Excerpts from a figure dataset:

— start —

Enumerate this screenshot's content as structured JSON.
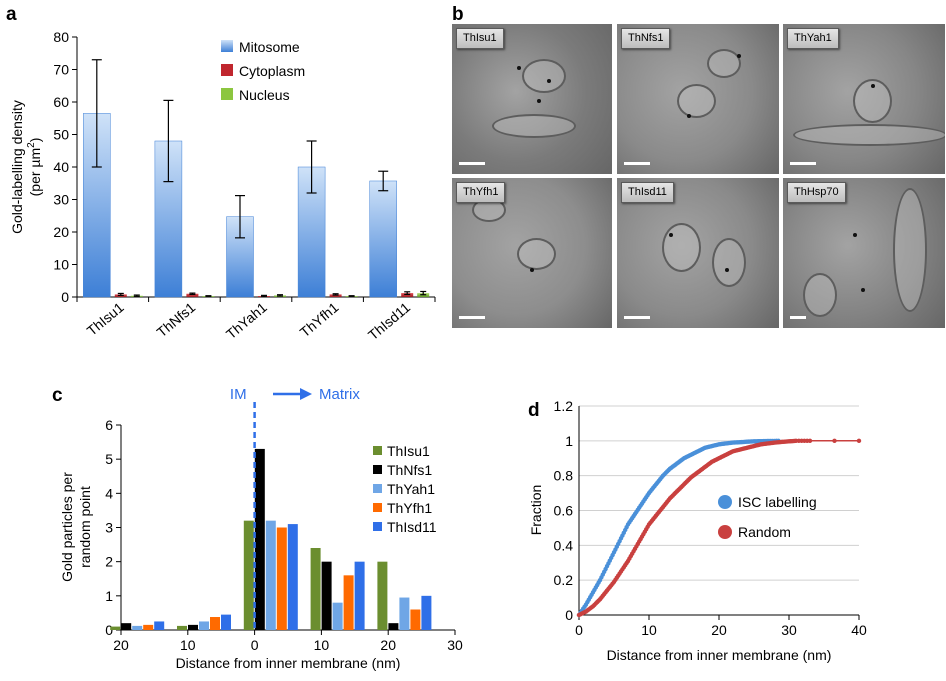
{
  "panels": {
    "a": "a",
    "b": "b",
    "c": "c",
    "d": "d"
  },
  "chart_data": [
    {
      "panel": "a",
      "type": "bar",
      "categories": [
        "ThIsu1",
        "ThNfs1",
        "ThYah1",
        "ThYfh1",
        "ThIsd11"
      ],
      "series": [
        {
          "name": "Mitosome",
          "values": [
            56.5,
            48,
            24.7,
            40,
            35.7
          ],
          "errors": [
            16.5,
            12.5,
            6.5,
            8,
            3
          ],
          "color": "#6fa6e6"
        },
        {
          "name": "Cytoplasm",
          "values": [
            0.8,
            1.0,
            0.3,
            0.8,
            1.2
          ],
          "errors": [
            0.3,
            0.2,
            0.2,
            0.2,
            0.4
          ],
          "color": "#c0262e"
        },
        {
          "name": "Nucleus",
          "values": [
            0.4,
            0.3,
            0.5,
            0.3,
            1.2
          ],
          "errors": [
            0.2,
            0.1,
            0.2,
            0.1,
            0.5
          ],
          "color": "#8cc63f"
        }
      ],
      "ylabel_line1": "Gold-labelling density",
      "ylabel_line2": "(per µm",
      "ylabel_sup": "2",
      "ylabel_close": ")",
      "ylim": [
        0,
        80
      ],
      "yticks": [
        "0",
        "10",
        "20",
        "30",
        "40",
        "50",
        "60",
        "70",
        "80"
      ],
      "legend_position": "top-right"
    },
    {
      "panel": "c",
      "type": "bar",
      "series": [
        {
          "name": "ThIsu1",
          "color": "#6b8e2f"
        },
        {
          "name": "ThNfs1",
          "color": "#000000"
        },
        {
          "name": "ThYah1",
          "color": "#6fa6e6"
        },
        {
          "name": "ThYfh1",
          "color": "#ff6a00"
        },
        {
          "name": "ThIsd11",
          "color": "#2f6fe8"
        }
      ],
      "groups": [
        {
          "distance": 17.5,
          "values": [
            0.1,
            0.2,
            0.12,
            0.15,
            0.25
          ]
        },
        {
          "distance": 7.5,
          "values": [
            0.12,
            0.15,
            0.25,
            0.38,
            0.45
          ]
        },
        {
          "distance": -2.5,
          "values": [
            3.2,
            5.3,
            3.2,
            3.0,
            3.1
          ]
        },
        {
          "distance": -12.5,
          "values": [
            2.4,
            2.0,
            0.8,
            1.6,
            2.0
          ]
        },
        {
          "distance": -22.5,
          "values": [
            2.0,
            0.2,
            0.95,
            0.6,
            1.0
          ]
        }
      ],
      "annotation_left": "IM",
      "annotation_right": "Matrix",
      "xlabel": "Distance from inner membrane (nm)",
      "ylabel_line1": "Gold particles per",
      "ylabel_line2": "random point",
      "xticks": [
        {
          "value": 20,
          "label": "20"
        },
        {
          "value": 10,
          "label": "10"
        },
        {
          "value": 0,
          "label": "0"
        },
        {
          "value": -10,
          "label": "10"
        },
        {
          "value": -20,
          "label": "20"
        },
        {
          "value": -30,
          "label": "30"
        }
      ],
      "xlim": [
        20,
        -30
      ],
      "ylim": [
        0,
        6
      ],
      "yticks": [
        "0",
        "1",
        "2",
        "3",
        "4",
        "5",
        "6"
      ],
      "legend_position": "right"
    },
    {
      "panel": "d",
      "type": "line",
      "series": [
        {
          "name": "ISC labelling",
          "color": "#4a90d9",
          "x": [
            0,
            1,
            2,
            3,
            4,
            5,
            6,
            7,
            8,
            9,
            10,
            11,
            12,
            13,
            14,
            15,
            16,
            17,
            18,
            19,
            20,
            21,
            22,
            23,
            24,
            25,
            26,
            27,
            28.5
          ],
          "y": [
            0,
            0.06,
            0.13,
            0.2,
            0.28,
            0.36,
            0.44,
            0.52,
            0.58,
            0.64,
            0.7,
            0.75,
            0.8,
            0.84,
            0.87,
            0.9,
            0.92,
            0.94,
            0.96,
            0.97,
            0.98,
            0.985,
            0.99,
            0.992,
            0.995,
            0.997,
            0.998,
            0.999,
            1.0
          ]
        },
        {
          "name": "Random",
          "color": "#c9403f",
          "x": [
            0,
            1,
            2,
            3,
            4,
            5,
            6,
            7,
            8,
            9,
            10,
            11,
            12,
            13,
            14,
            15,
            16,
            17,
            18,
            19,
            20,
            21,
            22,
            23,
            24,
            25,
            26,
            27,
            28,
            29,
            30,
            31,
            33,
            40
          ],
          "y": [
            0,
            0.02,
            0.05,
            0.09,
            0.14,
            0.19,
            0.25,
            0.31,
            0.38,
            0.45,
            0.52,
            0.57,
            0.62,
            0.67,
            0.71,
            0.75,
            0.79,
            0.82,
            0.85,
            0.88,
            0.9,
            0.92,
            0.94,
            0.95,
            0.96,
            0.97,
            0.98,
            0.985,
            0.99,
            0.994,
            0.997,
            1.0,
            1.0,
            1.0
          ]
        }
      ],
      "xlabel": "Distance from inner membrane (nm)",
      "ylabel": "Fraction",
      "xlim": [
        0,
        40
      ],
      "ylim": [
        0,
        1.2
      ],
      "xticks": [
        "0",
        "10",
        "20",
        "30",
        "40"
      ],
      "yticks": [
        "0",
        "0.2",
        "0.4",
        "0.6",
        "0.8",
        "1",
        "1.2"
      ],
      "legend_position": "center-right"
    }
  ],
  "micrographs": {
    "tiles": [
      {
        "label": "ThIsu1",
        "tone": "#7b7b7b"
      },
      {
        "label": "ThNfs1",
        "tone": "#8a8a8a"
      },
      {
        "label": "ThYah1",
        "tone": "#868686"
      },
      {
        "label": "ThYfh1",
        "tone": "#8d8d8d"
      },
      {
        "label": "ThIsd11",
        "tone": "#8a8a8a"
      },
      {
        "label": "ThHsp70",
        "tone": "#838383"
      }
    ]
  }
}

— end —

### Required task
Output all the records, word for word, with no pictures in the copy.

### Output of the exercise
Enumerate this screenshot's content as structured JSON.
{
  "panels": {
    "a": "a",
    "b": "b",
    "c": "c",
    "d": "d"
  },
  "chart_data": [
    {
      "panel": "a",
      "type": "bar",
      "categories": [
        "ThIsu1",
        "ThNfs1",
        "ThYah1",
        "ThYfh1",
        "ThIsd11"
      ],
      "series": [
        {
          "name": "Mitosome",
          "values": [
            56.5,
            48,
            24.7,
            40,
            35.7
          ],
          "errors": [
            16.5,
            12.5,
            6.5,
            8,
            3
          ],
          "color": "#6fa6e6"
        },
        {
          "name": "Cytoplasm",
          "values": [
            0.8,
            1.0,
            0.3,
            0.8,
            1.2
          ],
          "errors": [
            0.3,
            0.2,
            0.2,
            0.2,
            0.4
          ],
          "color": "#c0262e"
        },
        {
          "name": "Nucleus",
          "values": [
            0.4,
            0.3,
            0.5,
            0.3,
            1.2
          ],
          "errors": [
            0.2,
            0.1,
            0.2,
            0.1,
            0.5
          ],
          "color": "#8cc63f"
        }
      ],
      "ylabel_line1": "Gold-labelling density",
      "ylabel_line2": "(per µm",
      "ylabel_sup": "2",
      "ylabel_close": ")",
      "ylim": [
        0,
        80
      ],
      "yticks": [
        "0",
        "10",
        "20",
        "30",
        "40",
        "50",
        "60",
        "70",
        "80"
      ],
      "legend_position": "top-right"
    },
    {
      "panel": "c",
      "type": "bar",
      "series": [
        {
          "name": "ThIsu1",
          "color": "#6b8e2f"
        },
        {
          "name": "ThNfs1",
          "color": "#000000"
        },
        {
          "name": "ThYah1",
          "color": "#6fa6e6"
        },
        {
          "name": "ThYfh1",
          "color": "#ff6a00"
        },
        {
          "name": "ThIsd11",
          "color": "#2f6fe8"
        }
      ],
      "groups": [
        {
          "distance": 17.5,
          "values": [
            0.1,
            0.2,
            0.12,
            0.15,
            0.25
          ]
        },
        {
          "distance": 7.5,
          "values": [
            0.12,
            0.15,
            0.25,
            0.38,
            0.45
          ]
        },
        {
          "distance": -2.5,
          "values": [
            3.2,
            5.3,
            3.2,
            3.0,
            3.1
          ]
        },
        {
          "distance": -12.5,
          "values": [
            2.4,
            2.0,
            0.8,
            1.6,
            2.0
          ]
        },
        {
          "distance": -22.5,
          "values": [
            2.0,
            0.2,
            0.95,
            0.6,
            1.0
          ]
        }
      ],
      "annotation_left": "IM",
      "annotation_right": "Matrix",
      "xlabel": "Distance from inner membrane (nm)",
      "ylabel_line1": "Gold particles per",
      "ylabel_line2": "random point",
      "xticks": [
        {
          "value": 20,
          "label": "20"
        },
        {
          "value": 10,
          "label": "10"
        },
        {
          "value": 0,
          "label": "0"
        },
        {
          "value": -10,
          "label": "10"
        },
        {
          "value": -20,
          "label": "20"
        },
        {
          "value": -30,
          "label": "30"
        }
      ],
      "xlim": [
        20,
        -30
      ],
      "ylim": [
        0,
        6
      ],
      "yticks": [
        "0",
        "1",
        "2",
        "3",
        "4",
        "5",
        "6"
      ],
      "legend_position": "right"
    },
    {
      "panel": "d",
      "type": "line",
      "series": [
        {
          "name": "ISC labelling",
          "color": "#4a90d9",
          "x": [
            0,
            1,
            2,
            3,
            4,
            5,
            6,
            7,
            8,
            9,
            10,
            11,
            12,
            13,
            14,
            15,
            16,
            17,
            18,
            19,
            20,
            21,
            22,
            23,
            24,
            25,
            26,
            27,
            28.5
          ],
          "y": [
            0,
            0.06,
            0.13,
            0.2,
            0.28,
            0.36,
            0.44,
            0.52,
            0.58,
            0.64,
            0.7,
            0.75,
            0.8,
            0.84,
            0.87,
            0.9,
            0.92,
            0.94,
            0.96,
            0.97,
            0.98,
            0.985,
            0.99,
            0.992,
            0.995,
            0.997,
            0.998,
            0.999,
            1.0
          ]
        },
        {
          "name": "Random",
          "color": "#c9403f",
          "x": [
            0,
            1,
            2,
            3,
            4,
            5,
            6,
            7,
            8,
            9,
            10,
            11,
            12,
            13,
            14,
            15,
            16,
            17,
            18,
            19,
            20,
            21,
            22,
            23,
            24,
            25,
            26,
            27,
            28,
            29,
            30,
            31,
            33,
            40
          ],
          "y": [
            0,
            0.02,
            0.05,
            0.09,
            0.14,
            0.19,
            0.25,
            0.31,
            0.38,
            0.45,
            0.52,
            0.57,
            0.62,
            0.67,
            0.71,
            0.75,
            0.79,
            0.82,
            0.85,
            0.88,
            0.9,
            0.92,
            0.94,
            0.95,
            0.96,
            0.97,
            0.98,
            0.985,
            0.99,
            0.994,
            0.997,
            1.0,
            1.0,
            1.0
          ]
        }
      ],
      "xlabel": "Distance from inner membrane (nm)",
      "ylabel": "Fraction",
      "xlim": [
        0,
        40
      ],
      "ylim": [
        0,
        1.2
      ],
      "xticks": [
        "0",
        "10",
        "20",
        "30",
        "40"
      ],
      "yticks": [
        "0",
        "0.2",
        "0.4",
        "0.6",
        "0.8",
        "1",
        "1.2"
      ],
      "legend_position": "center-right"
    }
  ],
  "micrographs": {
    "tiles": [
      {
        "label": "ThIsu1",
        "tone": "#7b7b7b"
      },
      {
        "label": "ThNfs1",
        "tone": "#8a8a8a"
      },
      {
        "label": "ThYah1",
        "tone": "#868686"
      },
      {
        "label": "ThYfh1",
        "tone": "#8d8d8d"
      },
      {
        "label": "ThIsd11",
        "tone": "#8a8a8a"
      },
      {
        "label": "ThHsp70",
        "tone": "#838383"
      }
    ]
  }
}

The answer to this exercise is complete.